**PROVIDED RECORDS**
○ ○ ○ ○

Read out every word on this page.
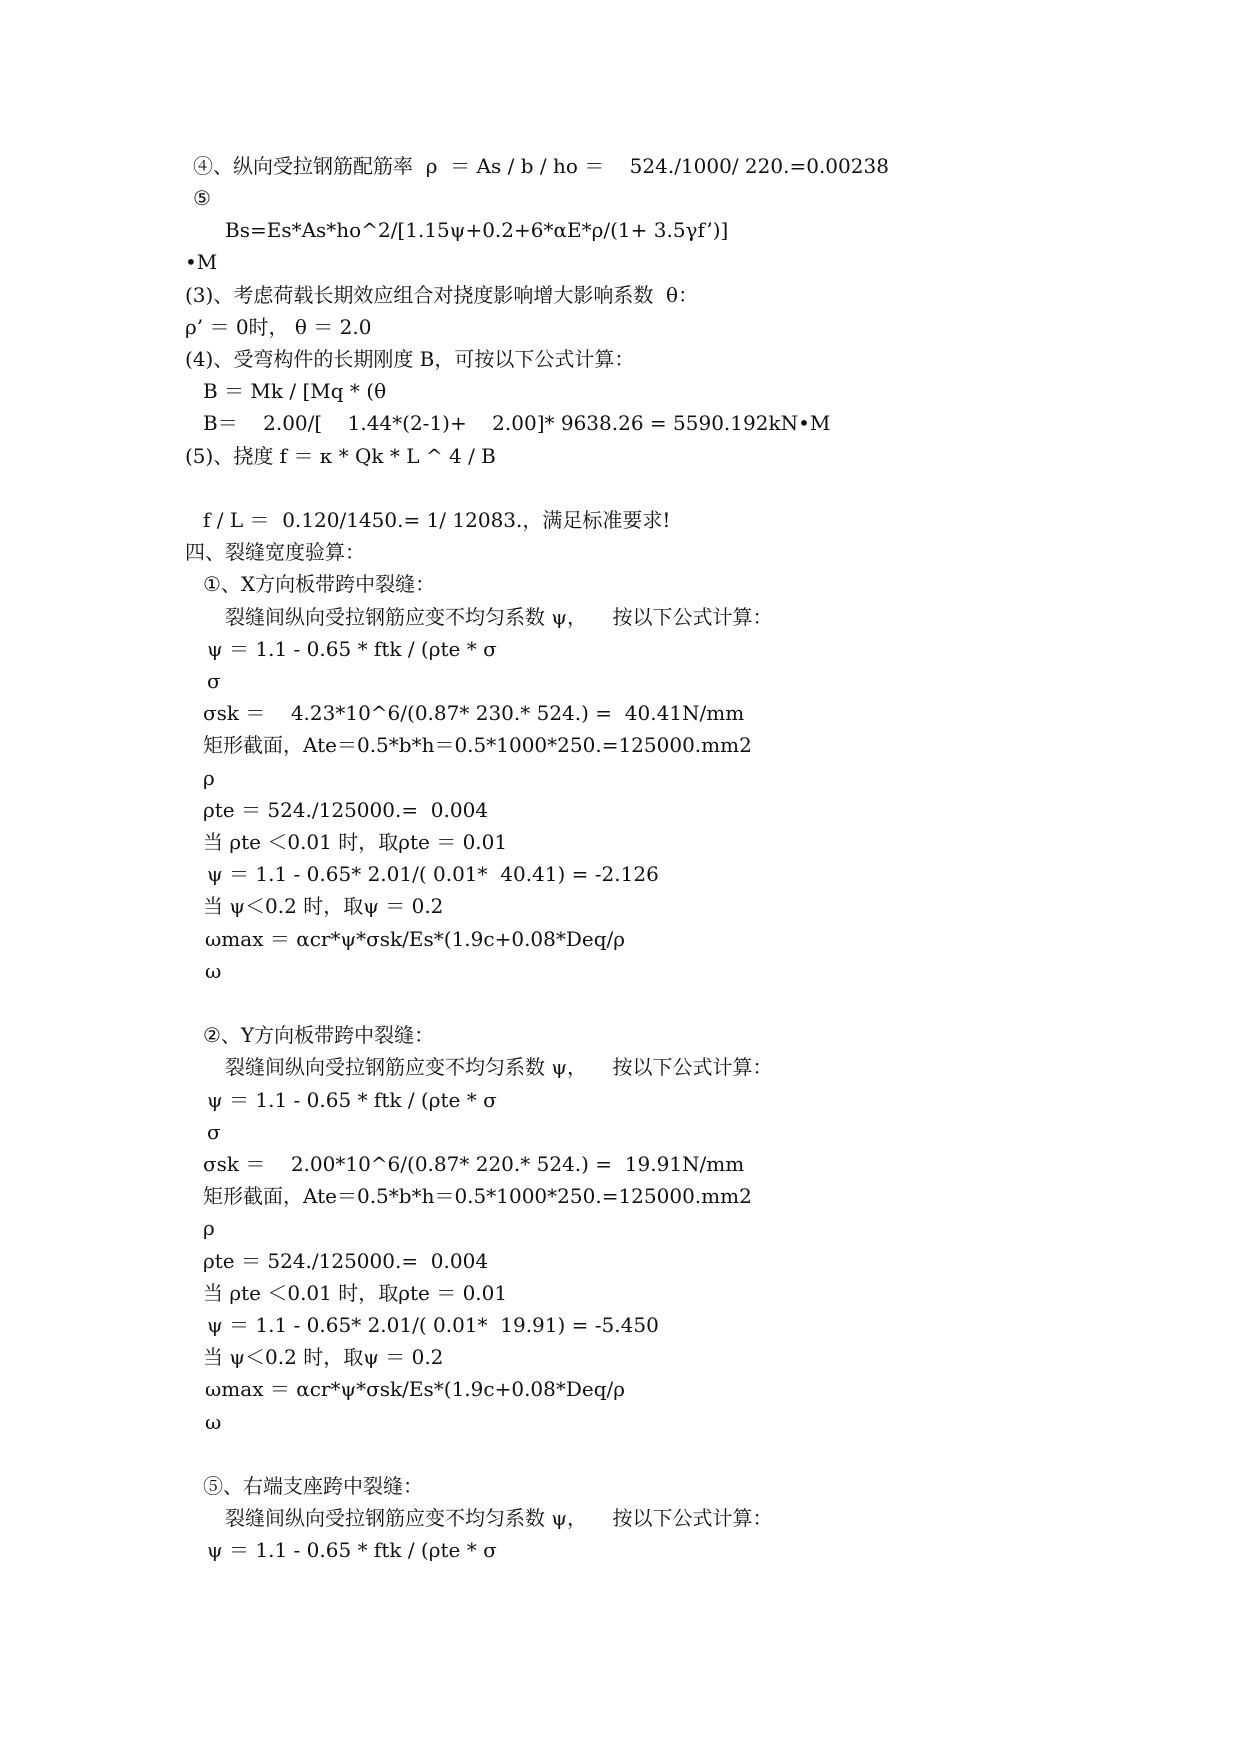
④、纵向受拉钢筋配筋率  ρ  ＝ As / b / ho ＝    524./1000/ 220.=0.00238
⑤
Bs=Es*As*ho^2/[1.15ψ+0.2+6*αE*ρ/(1+ 3.5γf’)]
•M
(3)、考虑荷载长期效应组合对挠度影响增大影响系数  θ：
ρ’ ＝ 0时， θ ＝ 2.0
(4)、受弯构件的长期刚度 B，可按以下公式计算：
B ＝ Mk / [Mq * (θ
B＝    2.00/[    1.44*(2-1)+    2.00]* 9638.26 = 5590.192kN•M
(5)、挠度 f ＝ κ * Qk * L ^ 4 / B
f / L ＝  0.120/1450.= 1/ 12083.，满足标准要求!
四、裂缝宽度验算：
①、X方向板带跨中裂缝：
裂缝间纵向受拉钢筋应变不均匀系数 ψ，    按以下公式计算：
ψ ＝ 1.1 - 0.65 * ftk / (ρte * σ
σ
σsk ＝    4.23*10^6/(0.87* 230.* 524.) =  40.41N/mm
矩形截面，Ate＝0.5*b*h＝0.5*1000*250.=125000.mm2
ρ
ρte ＝ 524./125000.=  0.004
当 ρte ＜0.01 时，取ρte ＝ 0.01
ψ ＝ 1.1 - 0.65* 2.01/( 0.01*  40.41) = -2.126
当 ψ＜0.2 时，取ψ ＝ 0.2
ωmax ＝ αcr*ψ*σsk/Es*(1.9c+0.08*Deq/ρ
ω
②、Y方向板带跨中裂缝：
裂缝间纵向受拉钢筋应变不均匀系数 ψ，    按以下公式计算：
ψ ＝ 1.1 - 0.65 * ftk / (ρte * σ
σ
σsk ＝    2.00*10^6/(0.87* 220.* 524.) =  19.91N/mm
矩形截面，Ate＝0.5*b*h＝0.5*1000*250.=125000.mm2
ρ
ρte ＝ 524./125000.=  0.004
当 ρte ＜0.01 时，取ρte ＝ 0.01
ψ ＝ 1.1 - 0.65* 2.01/( 0.01*  19.91) = -5.450
当 ψ＜0.2 时，取ψ ＝ 0.2
ωmax ＝ αcr*ψ*σsk/Es*(1.9c+0.08*Deq/ρ
ω
⑤、右端支座跨中裂缝：
裂缝间纵向受拉钢筋应变不均匀系数 ψ，    按以下公式计算：
ψ ＝ 1.1 - 0.65 * ftk / (ρte * σ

○ ○ ○ ○

**WHAT TO WORK ON**
Reproduce every record above exactly, omitting the pictures.

**SOLUTION TO THE PROBLEM**
Read out every word on this page.
④、纵向受拉钢筋配筋率  ρ  ＝ As / b / ho ＝    524./1000/ 220.=0.00238
⑤
Bs=Es*As*ho^2/[1.15ψ+0.2+6*αE*ρ/(1+ 3.5γf’)]
•M
(3)、考虑荷载长期效应组合对挠度影响增大影响系数  θ：
ρ’ ＝ 0时， θ ＝ 2.0
(4)、受弯构件的长期刚度 B，可按以下公式计算：
B ＝ Mk / [Mq * (θ
B＝    2.00/[    1.44*(2-1)+    2.00]* 9638.26 = 5590.192kN•M
(5)、挠度 f ＝ κ * Qk * L ^ 4 / B
f / L ＝  0.120/1450.= 1/ 12083.，满足标准要求!
四、裂缝宽度验算：
①、X方向板带跨中裂缝：
裂缝间纵向受拉钢筋应变不均匀系数 ψ，    按以下公式计算：
ψ ＝ 1.1 - 0.65 * ftk / (ρte * σ
σ
σsk ＝    4.23*10^6/(0.87* 230.* 524.) =  40.41N/mm
矩形截面，Ate＝0.5*b*h＝0.5*1000*250.=125000.mm2
ρ
ρte ＝ 524./125000.=  0.004
当 ρte ＜0.01 时，取ρte ＝ 0.01
ψ ＝ 1.1 - 0.65* 2.01/( 0.01*  40.41) = -2.126
当 ψ＜0.2 时，取ψ ＝ 0.2
ωmax ＝ αcr*ψ*σsk/Es*(1.9c+0.08*Deq/ρ
ω
②、Y方向板带跨中裂缝：
裂缝间纵向受拉钢筋应变不均匀系数 ψ，    按以下公式计算：
ψ ＝ 1.1 - 0.65 * ftk / (ρte * σ
σ
σsk ＝    2.00*10^6/(0.87* 220.* 524.) =  19.91N/mm
矩形截面，Ate＝0.5*b*h＝0.5*1000*250.=125000.mm2
ρ
ρte ＝ 524./125000.=  0.004
当 ρte ＜0.01 时，取ρte ＝ 0.01
ψ ＝ 1.1 - 0.65* 2.01/( 0.01*  19.91) = -5.450
当 ψ＜0.2 时，取ψ ＝ 0.2
ωmax ＝ αcr*ψ*σsk/Es*(1.9c+0.08*Deq/ρ
ω
⑤、右端支座跨中裂缝：
裂缝间纵向受拉钢筋应变不均匀系数 ψ，    按以下公式计算：
ψ ＝ 1.1 - 0.65 * ftk / (ρte * σ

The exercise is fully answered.